>> Begin DATA FOR THIS TASK

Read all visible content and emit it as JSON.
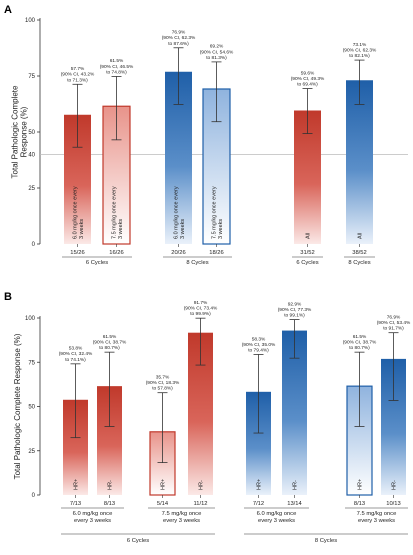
{
  "colors": {
    "red": "#c0392b",
    "blue": "#1f5fa8",
    "axis": "#333333",
    "refline": "#bbbbbb"
  },
  "chart_data": [
    {
      "type": "bar",
      "panel": "A",
      "ylabel": "Total Pathologic Complete\nResponse (%)",
      "ylim": [
        0,
        100
      ],
      "yticks": [
        0,
        25,
        50,
        75,
        100
      ],
      "reference_line": {
        "value": 40,
        "label": "40"
      },
      "bars": [
        {
          "value": 57.7,
          "ci_low": 43.2,
          "ci_high": 71.3,
          "annotation": [
            "57.7%",
            "(90% CI, 43.2%",
            "to 71.3%)"
          ],
          "count": "15/26",
          "inbar": "6.0 mg/kg once every\n3 weeks",
          "color": "red",
          "style": "fill"
        },
        {
          "value": 61.5,
          "ci_low": 46.5,
          "ci_high": 74.8,
          "annotation": [
            "61.5%",
            "(90% CI, 46.5%",
            "to 74.8%)"
          ],
          "count": "16/26",
          "inbar": "7.5 mg/kg once every\n3 weeks",
          "color": "red",
          "style": "outline"
        },
        {
          "value": 76.9,
          "ci_low": 62.3,
          "ci_high": 87.6,
          "annotation": [
            "76.9%",
            "(90% CI, 62.3%",
            "to 87.6%)"
          ],
          "count": "20/26",
          "inbar": "6.0 mg/kg once every\n3 weeks",
          "color": "blue",
          "style": "fill"
        },
        {
          "value": 69.2,
          "ci_low": 54.6,
          "ci_high": 81.3,
          "annotation": [
            "69.2%",
            "(90% CI, 54.6%",
            "to 81.3%)"
          ],
          "count": "18/26",
          "inbar": "7.5 mg/kg once every\n3 weeks",
          "color": "blue",
          "style": "outline"
        },
        {
          "value": 59.6,
          "ci_low": 49.3,
          "ci_high": 69.4,
          "annotation": [
            "59.6%",
            "(90% CI, 49.3%",
            "to 69.4%)"
          ],
          "count": "31/52",
          "inbar": "All",
          "color": "red",
          "style": "fill"
        },
        {
          "value": 73.1,
          "ci_low": 62.3,
          "ci_high": 82.1,
          "annotation": [
            "73.1%",
            "(90% CI, 62.3%",
            "to 82.1%)"
          ],
          "count": "38/52",
          "inbar": "All",
          "color": "blue",
          "style": "fill"
        }
      ],
      "groups": [
        {
          "label": "6 Cycles",
          "bars": [
            0,
            1
          ]
        },
        {
          "label": "8 Cycles",
          "bars": [
            2,
            3
          ]
        },
        {
          "label": "6 Cycles",
          "bars": [
            4
          ]
        },
        {
          "label": "8 Cycles",
          "bars": [
            5
          ]
        }
      ]
    },
    {
      "type": "bar",
      "panel": "B",
      "ylabel": "Total Pathologic Complete Response (%)",
      "ylim": [
        0,
        100
      ],
      "yticks": [
        0,
        25,
        50,
        75,
        100
      ],
      "bars": [
        {
          "value": 53.8,
          "ci_low": 32.4,
          "ci_high": 74.1,
          "annotation": [
            "53.8%",
            "(90% CI, 32.4%",
            "to 74.1%)"
          ],
          "count": "7/13",
          "inbar": "HR+",
          "color": "red",
          "style": "fill"
        },
        {
          "value": 61.5,
          "ci_low": 38.7,
          "ci_high": 80.7,
          "annotation": [
            "61.5%",
            "(90% CI, 38.7%",
            "to 80.7%)"
          ],
          "count": "8/13",
          "inbar": "HR-",
          "color": "red",
          "style": "fill"
        },
        {
          "value": 35.7,
          "ci_low": 18.3,
          "ci_high": 57.8,
          "annotation": [
            "35.7%",
            "(90% CI, 18.3%",
            "to 57.8%)"
          ],
          "count": "5/14",
          "inbar": "HR+",
          "color": "red",
          "style": "outline"
        },
        {
          "value": 91.7,
          "ci_low": 73.4,
          "ci_high": 99.9,
          "annotation": [
            "91.7%",
            "(90% CI, 73.4%",
            "to 99.9%)"
          ],
          "count": "11/12",
          "inbar": "HR-",
          "color": "red",
          "style": "fill"
        },
        {
          "value": 58.3,
          "ci_low": 35.0,
          "ci_high": 79.4,
          "annotation": [
            "58.3%",
            "(90% CI, 35.0%",
            "to 79.4%)"
          ],
          "count": "7/12",
          "inbar": "HR+",
          "color": "blue",
          "style": "fill"
        },
        {
          "value": 92.9,
          "ci_low": 77.3,
          "ci_high": 99.1,
          "annotation": [
            "92.9%",
            "(90% CI, 77.3%",
            "to 99.1%)"
          ],
          "count": "13/14",
          "inbar": "HR-",
          "color": "blue",
          "style": "fill"
        },
        {
          "value": 61.5,
          "ci_low": 38.7,
          "ci_high": 80.7,
          "annotation": [
            "61.5%",
            "(90% CI, 38.7%",
            "to 80.7%)"
          ],
          "count": "8/13",
          "inbar": "HR+",
          "color": "blue",
          "style": "outline"
        },
        {
          "value": 76.9,
          "ci_low": 53.4,
          "ci_high": 91.7,
          "annotation": [
            "76.9%",
            "(90% CI, 53.4%",
            "to 91.7%)"
          ],
          "count": "10/13",
          "inbar": "HR-",
          "color": "blue",
          "style": "fill"
        }
      ],
      "groups": [
        {
          "label": "6.0 mg/kg once\nevery 3 weeks",
          "bars": [
            0,
            1
          ]
        },
        {
          "label": "7.5 mg/kg once\nevery 3 weeks",
          "bars": [
            2,
            3
          ]
        },
        {
          "label": "6.0 mg/kg once\nevery 3 weeks",
          "bars": [
            4,
            5
          ]
        },
        {
          "label": "7.5 mg/kg once\nevery 3 weeks",
          "bars": [
            6,
            7
          ]
        }
      ],
      "supergroups": [
        {
          "label": "6 Cycles",
          "groups": [
            0,
            1
          ]
        },
        {
          "label": "8 Cycles",
          "groups": [
            2,
            3
          ]
        }
      ]
    }
  ]
}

>> End DATA FOR THIS TASK

WHAT TO WORK ON:
The records above must be printed exactly; the pictures stay out.

WRITTEN REPLY:
Read all visible content and emit it as JSON.
{
  "colors": {
    "red": "#c0392b",
    "blue": "#1f5fa8",
    "axis": "#333333",
    "refline": "#bbbbbb"
  },
  "chart_data": [
    {
      "type": "bar",
      "panel": "A",
      "ylabel": "Total Pathologic Complete\nResponse (%)",
      "ylim": [
        0,
        100
      ],
      "yticks": [
        0,
        25,
        50,
        75,
        100
      ],
      "reference_line": {
        "value": 40,
        "label": "40"
      },
      "bars": [
        {
          "value": 57.7,
          "ci_low": 43.2,
          "ci_high": 71.3,
          "annotation": [
            "57.7%",
            "(90% CI, 43.2%",
            "to 71.3%)"
          ],
          "count": "15/26",
          "inbar": "6.0 mg/kg once every\n3 weeks",
          "color": "red",
          "style": "fill"
        },
        {
          "value": 61.5,
          "ci_low": 46.5,
          "ci_high": 74.8,
          "annotation": [
            "61.5%",
            "(90% CI, 46.5%",
            "to 74.8%)"
          ],
          "count": "16/26",
          "inbar": "7.5 mg/kg once every\n3 weeks",
          "color": "red",
          "style": "outline"
        },
        {
          "value": 76.9,
          "ci_low": 62.3,
          "ci_high": 87.6,
          "annotation": [
            "76.9%",
            "(90% CI, 62.3%",
            "to 87.6%)"
          ],
          "count": "20/26",
          "inbar": "6.0 mg/kg once every\n3 weeks",
          "color": "blue",
          "style": "fill"
        },
        {
          "value": 69.2,
          "ci_low": 54.6,
          "ci_high": 81.3,
          "annotation": [
            "69.2%",
            "(90% CI, 54.6%",
            "to 81.3%)"
          ],
          "count": "18/26",
          "inbar": "7.5 mg/kg once every\n3 weeks",
          "color": "blue",
          "style": "outline"
        },
        {
          "value": 59.6,
          "ci_low": 49.3,
          "ci_high": 69.4,
          "annotation": [
            "59.6%",
            "(90% CI, 49.3%",
            "to 69.4%)"
          ],
          "count": "31/52",
          "inbar": "All",
          "color": "red",
          "style": "fill"
        },
        {
          "value": 73.1,
          "ci_low": 62.3,
          "ci_high": 82.1,
          "annotation": [
            "73.1%",
            "(90% CI, 62.3%",
            "to 82.1%)"
          ],
          "count": "38/52",
          "inbar": "All",
          "color": "blue",
          "style": "fill"
        }
      ],
      "groups": [
        {
          "label": "6 Cycles",
          "bars": [
            0,
            1
          ]
        },
        {
          "label": "8 Cycles",
          "bars": [
            2,
            3
          ]
        },
        {
          "label": "6 Cycles",
          "bars": [
            4
          ]
        },
        {
          "label": "8 Cycles",
          "bars": [
            5
          ]
        }
      ]
    },
    {
      "type": "bar",
      "panel": "B",
      "ylabel": "Total Pathologic Complete Response (%)",
      "ylim": [
        0,
        100
      ],
      "yticks": [
        0,
        25,
        50,
        75,
        100
      ],
      "bars": [
        {
          "value": 53.8,
          "ci_low": 32.4,
          "ci_high": 74.1,
          "annotation": [
            "53.8%",
            "(90% CI, 32.4%",
            "to 74.1%)"
          ],
          "count": "7/13",
          "inbar": "HR+",
          "color": "red",
          "style": "fill"
        },
        {
          "value": 61.5,
          "ci_low": 38.7,
          "ci_high": 80.7,
          "annotation": [
            "61.5%",
            "(90% CI, 38.7%",
            "to 80.7%)"
          ],
          "count": "8/13",
          "inbar": "HR-",
          "color": "red",
          "style": "fill"
        },
        {
          "value": 35.7,
          "ci_low": 18.3,
          "ci_high": 57.8,
          "annotation": [
            "35.7%",
            "(90% CI, 18.3%",
            "to 57.8%)"
          ],
          "count": "5/14",
          "inbar": "HR+",
          "color": "red",
          "style": "outline"
        },
        {
          "value": 91.7,
          "ci_low": 73.4,
          "ci_high": 99.9,
          "annotation": [
            "91.7%",
            "(90% CI, 73.4%",
            "to 99.9%)"
          ],
          "count": "11/12",
          "inbar": "HR-",
          "color": "red",
          "style": "fill"
        },
        {
          "value": 58.3,
          "ci_low": 35.0,
          "ci_high": 79.4,
          "annotation": [
            "58.3%",
            "(90% CI, 35.0%",
            "to 79.4%)"
          ],
          "count": "7/12",
          "inbar": "HR+",
          "color": "blue",
          "style": "fill"
        },
        {
          "value": 92.9,
          "ci_low": 77.3,
          "ci_high": 99.1,
          "annotation": [
            "92.9%",
            "(90% CI, 77.3%",
            "to 99.1%)"
          ],
          "count": "13/14",
          "inbar": "HR-",
          "color": "blue",
          "style": "fill"
        },
        {
          "value": 61.5,
          "ci_low": 38.7,
          "ci_high": 80.7,
          "annotation": [
            "61.5%",
            "(90% CI, 38.7%",
            "to 80.7%)"
          ],
          "count": "8/13",
          "inbar": "HR+",
          "color": "blue",
          "style": "outline"
        },
        {
          "value": 76.9,
          "ci_low": 53.4,
          "ci_high": 91.7,
          "annotation": [
            "76.9%",
            "(90% CI, 53.4%",
            "to 91.7%)"
          ],
          "count": "10/13",
          "inbar": "HR-",
          "color": "blue",
          "style": "fill"
        }
      ],
      "groups": [
        {
          "label": "6.0 mg/kg once\nevery 3 weeks",
          "bars": [
            0,
            1
          ]
        },
        {
          "label": "7.5 mg/kg once\nevery 3 weeks",
          "bars": [
            2,
            3
          ]
        },
        {
          "label": "6.0 mg/kg once\nevery 3 weeks",
          "bars": [
            4,
            5
          ]
        },
        {
          "label": "7.5 mg/kg once\nevery 3 weeks",
          "bars": [
            6,
            7
          ]
        }
      ],
      "supergroups": [
        {
          "label": "6 Cycles",
          "groups": [
            0,
            1
          ]
        },
        {
          "label": "8 Cycles",
          "groups": [
            2,
            3
          ]
        }
      ]
    }
  ]
}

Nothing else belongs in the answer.